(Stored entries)
(begin)
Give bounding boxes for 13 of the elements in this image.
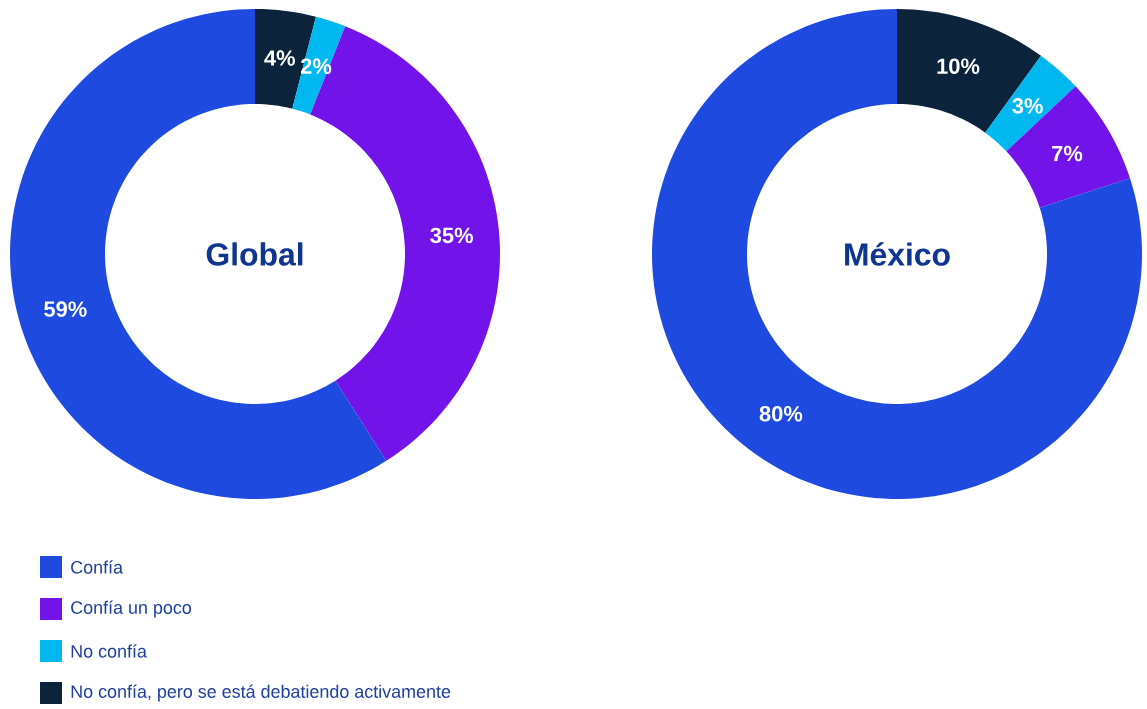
legend-label: Confía	[71, 560, 124, 574]
data-label: 35%	[430, 227, 473, 244]
data-label: 80%	[759, 406, 803, 422]
data-label: 59%	[44, 301, 87, 317]
slice-label: Global	[206, 242, 303, 266]
data-label: 3%	[1012, 98, 1043, 114]
data-label: 10%	[937, 58, 980, 74]
slice-label: México	[845, 242, 950, 266]
legend-label: Confía un poco	[71, 600, 192, 618]
data-label: 4%	[264, 50, 296, 66]
data-label: 7%	[1052, 145, 1083, 162]
legend-label: No confía, pero se está debatiendo activamente	[71, 684, 451, 702]
legend-label: No confía	[71, 644, 147, 658]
(end)
EXERCISE PROMPT ▸
Change every "data-label" in the records to "value-label" and write the records out again, leaving everything else unchanged. Omit the pictures from your answer.

RESPONSE BELOW ▸
Give bounding boxes for 13 of the elements in this image.
legend-label: Confía	[71, 560, 124, 574]
value-label: 35%	[430, 227, 473, 244]
value-label: 80%	[759, 406, 803, 422]
value-label: 59%	[44, 301, 87, 317]
slice-label: Global	[206, 242, 303, 266]
value-label: 3%	[1012, 98, 1043, 114]
value-label: 10%	[937, 58, 980, 74]
slice-label: México	[845, 242, 950, 266]
legend-label: Confía un poco	[71, 600, 192, 618]
value-label: 4%	[264, 50, 296, 66]
value-label: 7%	[1052, 145, 1083, 162]
legend-label: No confía, pero se está debatiendo activamente	[71, 684, 451, 702]
legend-label: No confía	[71, 644, 147, 658]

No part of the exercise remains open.